(Set problem): Please output every line of the material as it stands, without the pictures.

[Saved entries]

▬▬▬

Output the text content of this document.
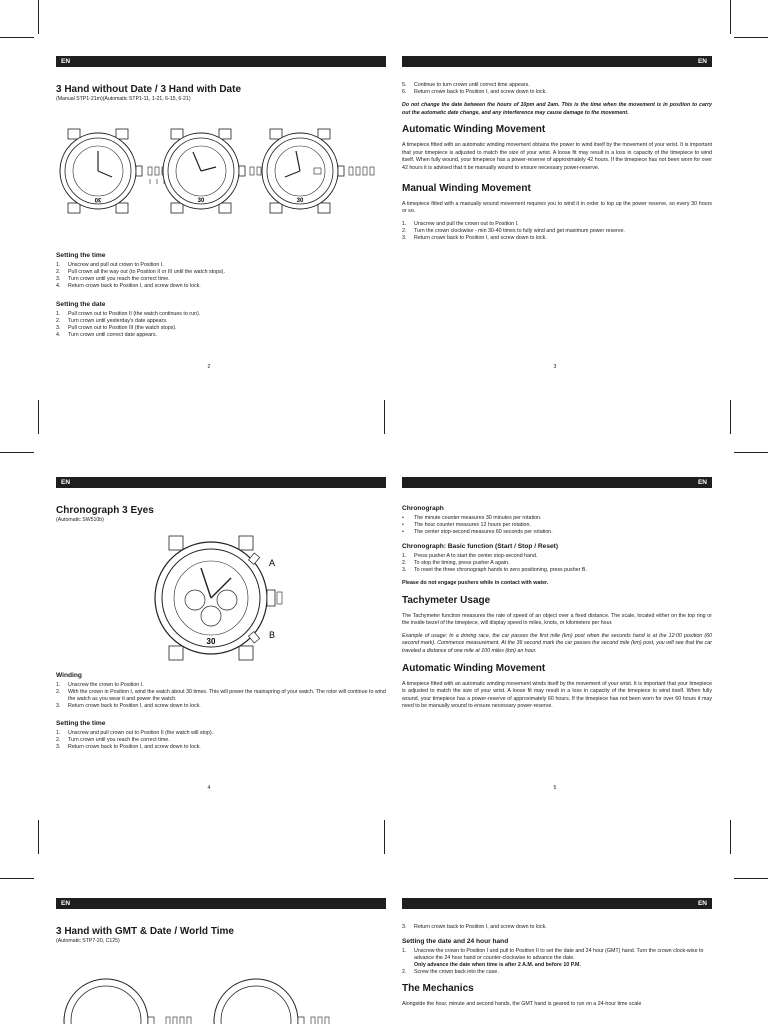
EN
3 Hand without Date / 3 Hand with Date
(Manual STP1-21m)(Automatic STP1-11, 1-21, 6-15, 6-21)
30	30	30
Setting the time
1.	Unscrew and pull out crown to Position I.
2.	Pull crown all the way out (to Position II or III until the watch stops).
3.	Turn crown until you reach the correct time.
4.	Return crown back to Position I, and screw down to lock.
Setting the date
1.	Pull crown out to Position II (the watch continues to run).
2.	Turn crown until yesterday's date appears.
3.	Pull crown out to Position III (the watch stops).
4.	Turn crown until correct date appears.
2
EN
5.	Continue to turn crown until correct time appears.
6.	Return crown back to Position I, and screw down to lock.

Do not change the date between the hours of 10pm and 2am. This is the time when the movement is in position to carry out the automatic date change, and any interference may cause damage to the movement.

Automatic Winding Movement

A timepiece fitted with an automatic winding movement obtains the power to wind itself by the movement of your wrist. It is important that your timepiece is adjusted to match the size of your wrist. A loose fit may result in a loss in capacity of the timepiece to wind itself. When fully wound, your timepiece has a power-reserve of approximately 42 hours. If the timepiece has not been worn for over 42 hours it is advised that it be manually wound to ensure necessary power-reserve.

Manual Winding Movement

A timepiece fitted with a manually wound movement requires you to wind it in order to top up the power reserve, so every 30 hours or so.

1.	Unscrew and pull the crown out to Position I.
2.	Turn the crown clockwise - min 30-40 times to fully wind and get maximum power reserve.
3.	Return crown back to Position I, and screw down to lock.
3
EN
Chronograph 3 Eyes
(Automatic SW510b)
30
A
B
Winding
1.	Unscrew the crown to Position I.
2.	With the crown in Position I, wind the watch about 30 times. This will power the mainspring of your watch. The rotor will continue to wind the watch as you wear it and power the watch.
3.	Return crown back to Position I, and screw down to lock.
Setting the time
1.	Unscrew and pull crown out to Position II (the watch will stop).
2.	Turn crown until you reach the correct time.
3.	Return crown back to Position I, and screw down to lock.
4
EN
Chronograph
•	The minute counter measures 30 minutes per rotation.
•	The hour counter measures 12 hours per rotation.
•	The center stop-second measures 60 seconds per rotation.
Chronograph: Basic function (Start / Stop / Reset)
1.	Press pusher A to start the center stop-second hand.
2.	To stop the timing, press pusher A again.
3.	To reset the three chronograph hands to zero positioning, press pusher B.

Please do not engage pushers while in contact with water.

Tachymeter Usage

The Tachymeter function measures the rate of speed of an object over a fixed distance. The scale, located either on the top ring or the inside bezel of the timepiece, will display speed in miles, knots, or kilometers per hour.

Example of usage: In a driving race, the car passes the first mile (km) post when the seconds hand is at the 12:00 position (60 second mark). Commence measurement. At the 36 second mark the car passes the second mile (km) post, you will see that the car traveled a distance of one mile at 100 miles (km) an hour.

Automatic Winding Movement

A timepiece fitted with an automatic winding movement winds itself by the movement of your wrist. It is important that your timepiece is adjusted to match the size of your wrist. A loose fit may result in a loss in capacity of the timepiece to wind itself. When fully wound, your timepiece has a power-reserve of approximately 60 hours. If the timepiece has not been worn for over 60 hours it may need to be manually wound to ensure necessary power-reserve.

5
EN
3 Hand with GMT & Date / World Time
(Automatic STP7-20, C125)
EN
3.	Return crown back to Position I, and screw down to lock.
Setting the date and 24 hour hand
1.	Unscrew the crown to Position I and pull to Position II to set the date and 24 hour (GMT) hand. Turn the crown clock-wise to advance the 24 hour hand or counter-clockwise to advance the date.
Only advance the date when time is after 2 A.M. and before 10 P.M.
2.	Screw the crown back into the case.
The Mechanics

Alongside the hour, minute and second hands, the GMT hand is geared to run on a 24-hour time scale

▬▬▬

(Full output):
Output the text content of this document.
EN
3 Hand without Date / 3 Hand with Date
(Manual STP1-21m)(Automatic STP1-11, 1-21, 6-15, 6-21)
30	30	30
Setting the time
1.	Unscrew and pull out crown to Position I.
2.	Pull crown all the way out (to Position II or III until the watch stops).
3.	Turn crown until you reach the correct time.
4.	Return crown back to Position I, and screw down to lock.
Setting the date
1.	Pull crown out to Position II (the watch continues to run).
2.	Turn crown until yesterday's date appears.
3.	Pull crown out to Position III (the watch stops).
4.	Turn crown until correct date appears.
2
EN
5.	Continue to turn crown until correct time appears.
6.	Return crown back to Position I, and screw down to lock.

Do not change the date between the hours of 10pm and 2am. This is the time when the movement is in position to carry out the automatic date change, and any interference may cause damage to the movement.

Automatic Winding Movement

A timepiece fitted with an automatic winding movement obtains the power to wind itself by the movement of your wrist. It is important that your timepiece is adjusted to match the size of your wrist. A loose fit may result in a loss in capacity of the timepiece to wind itself. When fully wound, your timepiece has a power-reserve of approximately 42 hours. If the timepiece has not been worn for over 42 hours it is advised that it be manually wound to ensure necessary power-reserve.

Manual Winding Movement

A timepiece fitted with a manually wound movement requires you to wind it in order to top up the power reserve, so every 30 hours or so.

1.	Unscrew and pull the crown out to Position I.
2.	Turn the crown clockwise - min 30-40 times to fully wind and get maximum power reserve.
3.	Return crown back to Position I, and screw down to lock.
3
EN
Chronograph 3 Eyes
(Automatic SW510b)
30
A
B
Winding
1.	Unscrew the crown to Position I.
2.	With the crown in Position I, wind the watch about 30 times. This will power the mainspring of your watch. The rotor will continue to wind the watch as you wear it and power the watch.
3.	Return crown back to Position I, and screw down to lock.
Setting the time
1.	Unscrew and pull crown out to Position II (the watch will stop).
2.	Turn crown until you reach the correct time.
3.	Return crown back to Position I, and screw down to lock.
4
EN
Chronograph
•	The minute counter measures 30 minutes per rotation.
•	The hour counter measures 12 hours per rotation.
•	The center stop-second measures 60 seconds per rotation.
Chronograph: Basic function (Start / Stop / Reset)
1.	Press pusher A to start the center stop-second hand.
2.	To stop the timing, press pusher A again.
3.	To reset the three chronograph hands to zero positioning, press pusher B.

Please do not engage pushers while in contact with water.

Tachymeter Usage

The Tachymeter function measures the rate of speed of an object over a fixed distance. The scale, located either on the top ring or the inside bezel of the timepiece, will display speed in miles, knots, or kilometers per hour.

Example of usage: In a driving race, the car passes the first mile (km) post when the seconds hand is at the 12:00 position (60 second mark). Commence measurement. At the 36 second mark the car passes the second mile (km) post, you will see that the car traveled a distance of one mile at 100 miles (km) an hour.

Automatic Winding Movement

A timepiece fitted with an automatic winding movement winds itself by the movement of your wrist. It is important that your timepiece is adjusted to match the size of your wrist. A loose fit may result in a loss in capacity of the timepiece to wind itself. When fully wound, your timepiece has a power-reserve of approximately 60 hours. If the timepiece has not been worn for over 60 hours it may need to be manually wound to ensure necessary power-reserve.

5
EN
3 Hand with GMT & Date / World Time
(Automatic STP7-20, C125)
EN
3.	Return crown back to Position I, and screw down to lock.
Setting the date and 24 hour hand
1.	Unscrew the crown to Position I and pull to Position II to set the date and 24 hour (GMT) hand. Turn the crown clock-wise to advance the 24 hour hand or counter-clockwise to advance the date.
Only advance the date when time is after 2 A.M. and before 10 P.M.
2.	Screw the crown back into the case.
The Mechanics

Alongside the hour, minute and second hands, the GMT hand is geared to run on a 24-hour time scale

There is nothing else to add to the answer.